_To do_
Extract the lines that carry the string "Kappeskrue" from the listing.
--- Start Given data ---
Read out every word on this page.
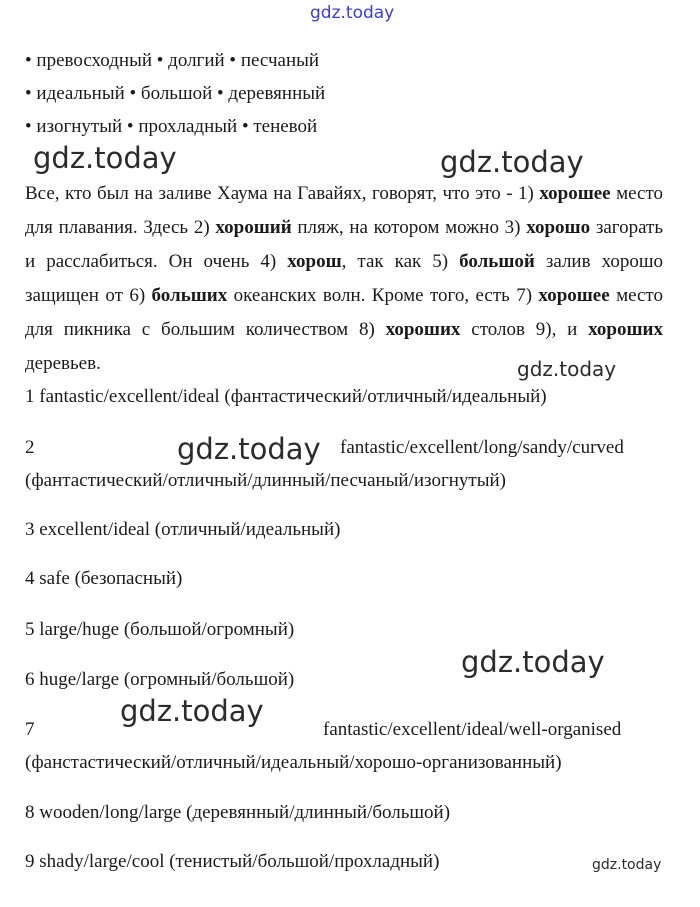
gdz.today
gdz.today	gdz.today
gdz.today
gdz.today
gdz.today
gdz.today
gdz.today
• превосходный • долгий • песчаный
• идеальный • большой • деревянный
• изогнутый • прохладный • теневой
Все, кто был на заливе Хаума на Гавайях, говорят, что это - 1) хорошее место для плавания. Здесь 2) хороший пляж, на котором можно 3) хорошо загорать и расслабиться. Он очень 4) хорош, так как 5) большой залив хорошо защищен от 6) больших океанских волн. Кроме того, есть 7) хорошее место для пикника с большим количеством 8) хороших столов 9), и хороших деревьев.
1 fantastic/excellent/ideal (фантастический/отличный/идеальный)
2	fantastic/excellent/long/sandy/curved
(фантастический/отличный/длинный/песчаный/изогнутый)
3 excellent/ideal (отличный/идеальный)
4 safe (безопасный)
5 large/huge (большой/огромный)
6 huge/large (огромный/большой)
7	fantastic/excellent/ideal/well-organised
(фанстастический/отличный/идеальный/хорошо-организованный)
8 wooden/long/large (деревянный/длинный/большой)
9 shady/large/cool (тенистый/большой/прохладный)
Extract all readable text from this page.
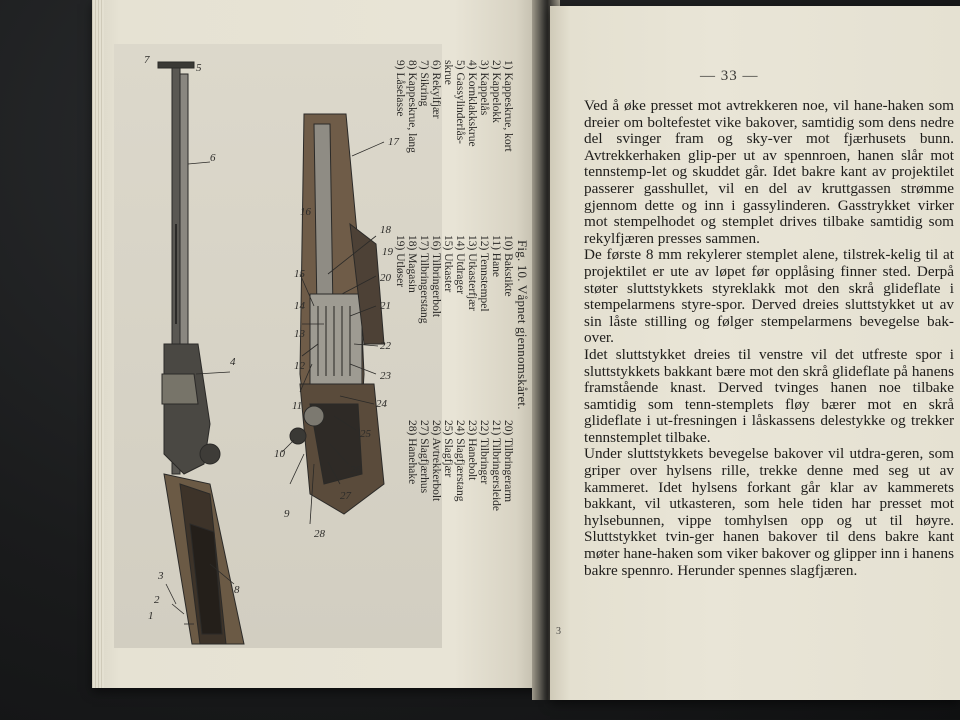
1
2
3
4
5
6
7
8
9
10
11
12
13
14
15
16
17
18
19
20
21
22
23
24
25
26
27
28
Fig. 10. Våpnet gjennomskåret.
1) Kappeskrue, kort
2) Kappelokk
3) Kappelås
4) Kornklakkskrue
5) Gassylinderlås-
skrue
6) Rekylfjær
7) Sikring
8) Kappeskrue, lang
9) Låselasse
10) Bakstikte
11) Hane
12) Tennstempel
13) Utkasterfjær
14) Utdrager
15) Utkaster
16) Tilbringerbolt
17) Tilbringerstang
18) Magasin
19) Utløser
20) Tilbringerarm
21) Tilbringersleide
22) Tilbringer
23) Hanebolt
24) Slagfjærstang
25) Slagfjær
26) Avtrekkerbolt
27) Slagfjærhus
28) Hanehake
— 33 —

Ved å øke presset mot avtrekkeren noe, vil hane-haken som dreier om boltefestet vike bakover, samtidig som dens nedre del svinger fram og sky-ver mot fjærhusets bunn. Avtrekkerhaken glip-per ut av spennroen, hanen slår mot tennstemp-let og skuddet går. Idet bakre kant av projektilet passerer gasshullet, vil en del av kruttgassen strømme gjennom dette og inn i gassylinderen. Gasstrykket virker mot stempelhodet og stemplet drives tilbake samtidig som rekylfjæren presses sammen.

De første 8 mm rekylerer stemplet alene, tilstrek-kelig til at projektilet er ute av løpet før opplåsing finner sted. Derpå støter sluttstykkets styreklakk mot den skrå glideflate i stempelarmens styre-spor. Derved dreies sluttstykket ut av sin låste stilling og følger stempelarmens bevegelse bak-over.

Idet sluttstykket dreies til venstre vil det utfreste spor i sluttstykkets bakkant bære mot den skrå glideflate på hanens framstående knast. Derved tvinges hanen noe tilbake samtidig som tenn-stemplets fløy bærer mot en skrå glideflate i ut-fresningen i låskassens delestykke og trekker tennstemplet tilbake.

Under sluttstykkets bevegelse bakover vil utdra-geren, som griper over hylsens rille, trekke denne med seg ut av kammeret. Idet hylsens forkant går klar av kammerets bakkant, vil utkasteren, som hele tiden har presset mot hylsebunnen, vippe tomhylsen opp og ut til høyre. Sluttstykket tvin-ger hanen bakover til dens bakre kant møter hane-haken som viker bakover og glipper inn i hanens bakre spennro. Herunder spennes slagfjæren.

3
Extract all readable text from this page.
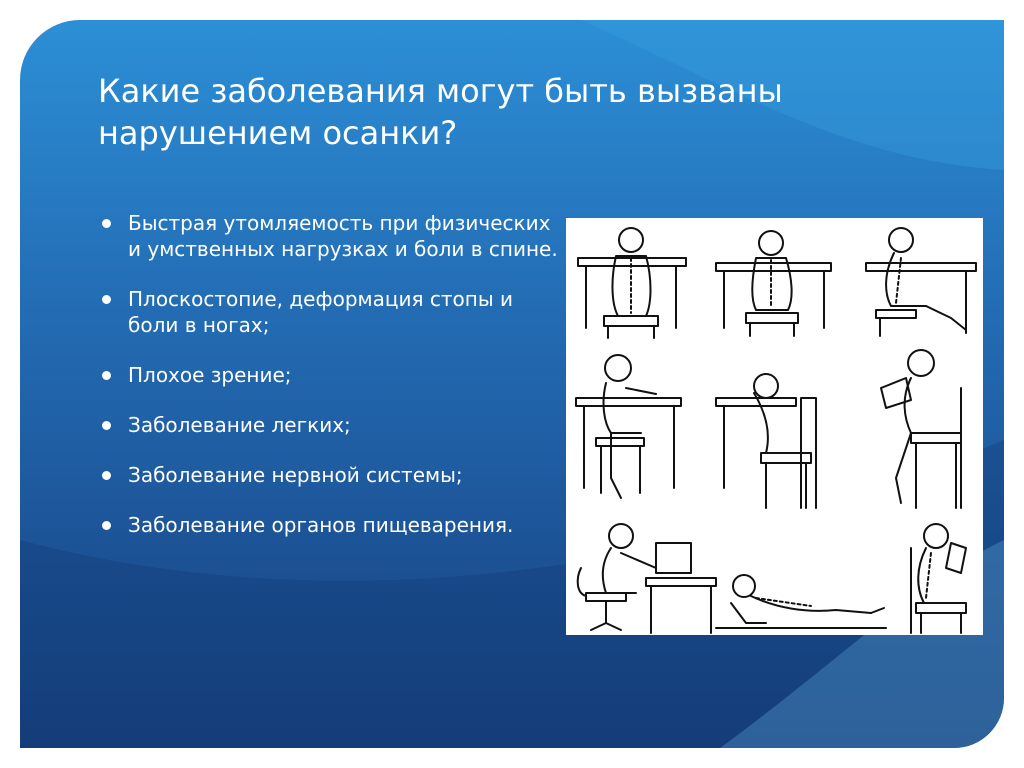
Какие заболевания могут быть вызваны нарушением осанки?
Быстрая утомляемость при физических и умственных нагрузках и боли в спине.
Плоскостопие, деформация стопы и боли в ногах;
Плохое зрение;
Заболевание легких;
Заболевание нервной системы;
Заболевание органов пищеварения.
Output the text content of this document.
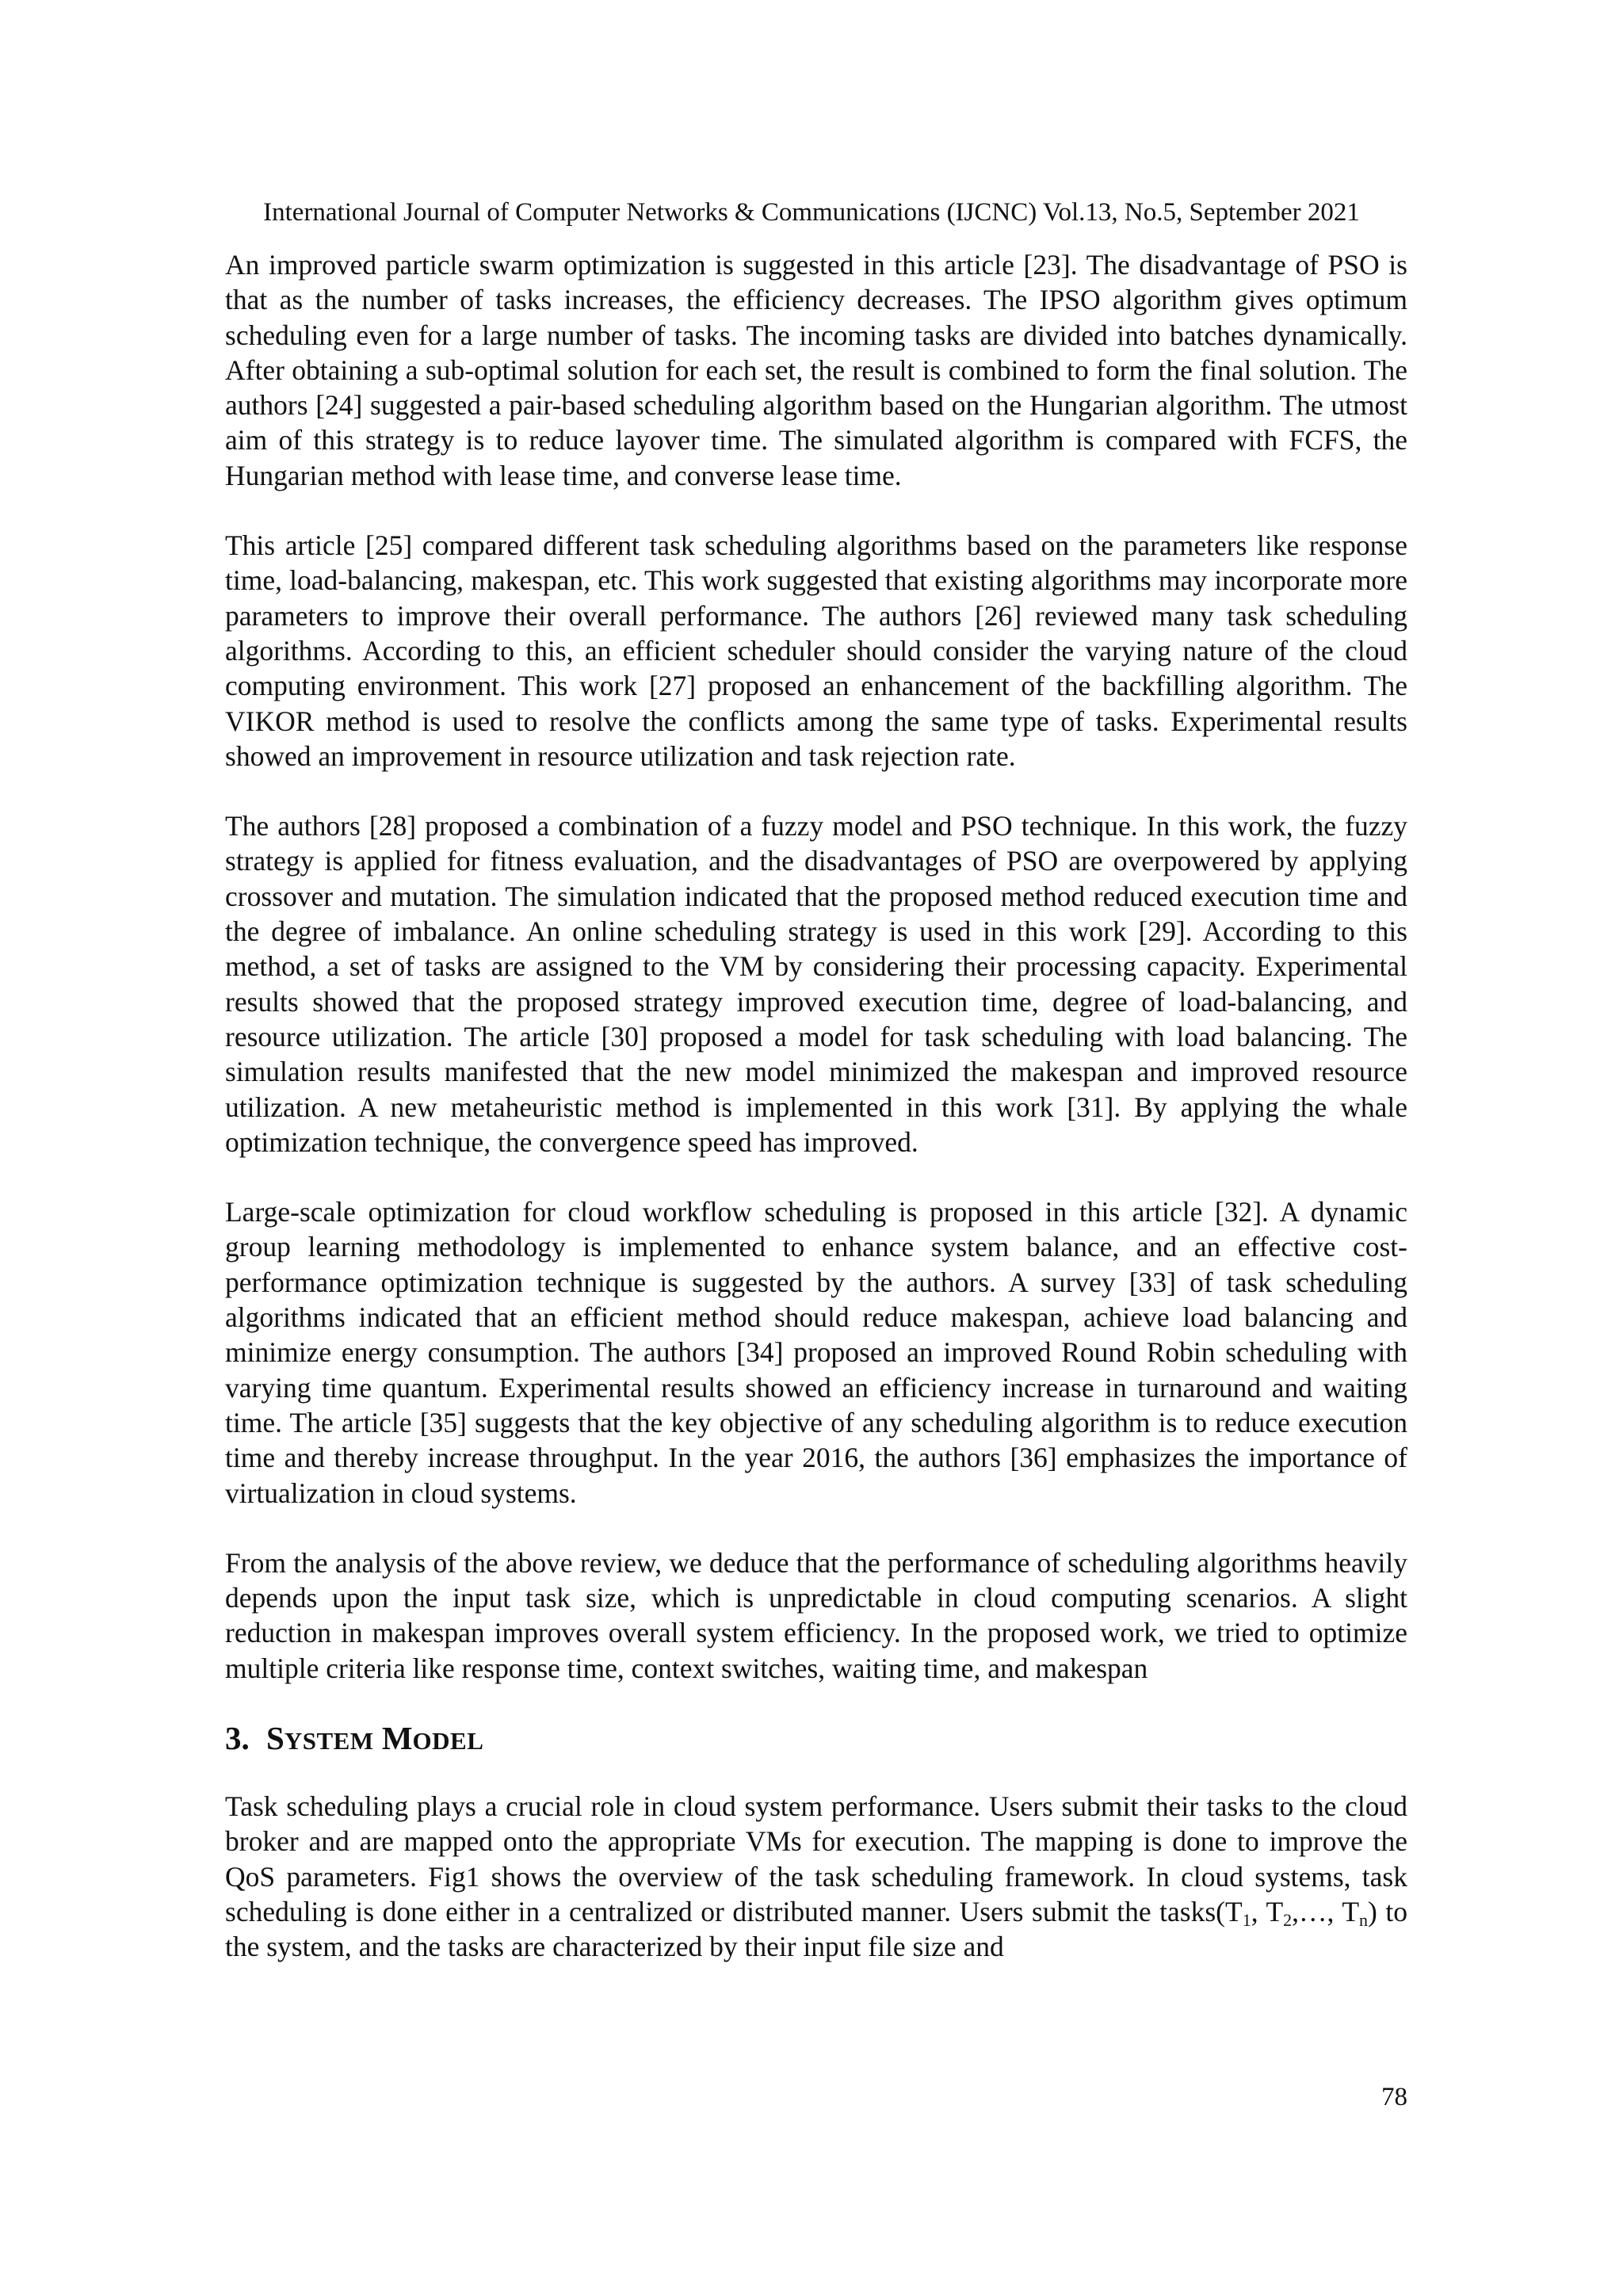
International Journal of Computer Networks & Communications (IJCNC) Vol.13, No.5, September 2021

An improved particle swarm optimization is suggested in this article [23]. The disadvantage of PSO is that as the number of tasks increases, the efficiency decreases. The IPSO algorithm gives optimum scheduling even for a large number of tasks. The incoming tasks are divided into batches dynamically. After obtaining a sub-optimal solution for each set, the result is combined to form the final solution. The authors [24] suggested a pair-based scheduling algorithm based on the Hungarian algorithm. The utmost aim of this strategy is to reduce layover time. The simulated algorithm is compared with FCFS, the Hungarian method with lease time, and converse lease time.

This article [25] compared different task scheduling algorithms based on the parameters like response time, load-balancing, makespan, etc. This work suggested that existing algorithms may incorporate more parameters to improve their overall performance. The authors [26] reviewed many task scheduling algorithms. According to this, an efficient scheduler should consider the varying nature of the cloud computing environment. This work [27] proposed an enhancement of the backfilling algorithm. The VIKOR method is used to resolve the conflicts among the same type of tasks. Experimental results showed an improvement in resource utilization and task rejection rate.

The authors [28] proposed a combination of a fuzzy model and PSO technique. In this work, the fuzzy strategy is applied for fitness evaluation, and the disadvantages of PSO are overpowered by applying crossover and mutation. The simulation indicated that the proposed method reduced execution time and the degree of imbalance. An online scheduling strategy is used in this work [29]. According to this method, a set of tasks are assigned to the VM by considering their processing capacity. Experimental results showed that the proposed strategy improved execution time, degree of load-balancing, and resource utilization. The article [30] proposed a model for task scheduling with load balancing. The simulation results manifested that the new model minimized the makespan and improved resource utilization. A new metaheuristic method is implemented in this work [31]. By applying the whale optimization technique, the convergence speed has improved.

Large-scale optimization for cloud workflow scheduling is proposed in this article [32]. A dynamic group learning methodology is implemented to enhance system balance, and an effective cost-performance optimization technique is suggested by the authors. A survey [33] of task scheduling algorithms indicated that an efficient method should reduce makespan, achieve load balancing and minimize energy consumption. The authors [34] proposed an improved Round Robin scheduling with varying time quantum. Experimental results showed an efficiency increase in turnaround and waiting time. The article [35] suggests that the key objective of any scheduling algorithm is to reduce execution time and thereby increase throughput. In the year 2016, the authors [36] emphasizes the importance of virtualization in cloud systems.

From the analysis of the above review, we deduce that the performance of scheduling algorithms heavily depends upon the input task size, which is unpredictable in cloud computing scenarios. A slight reduction in makespan improves overall system efficiency. In the proposed work, we tried to optimize multiple criteria like response time, context switches, waiting time, and makespan

3. SYSTEM MODEL

Task scheduling plays a crucial role in cloud system performance. Users submit their tasks to the cloud broker and are mapped onto the appropriate VMs for execution. The mapping is done to improve the QoS parameters. Fig1 shows the overview of the task scheduling framework. In cloud systems, task scheduling is done either in a centralized or distributed manner. Users submit the $tasks(T_1$, $T_2,\dots$, $T_n$) to the system, and the tasks are characterized by their input file size and

78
--- End Given data ---
_Solution_
1) Kappeskrue, kort
8) Kappeskrue, lang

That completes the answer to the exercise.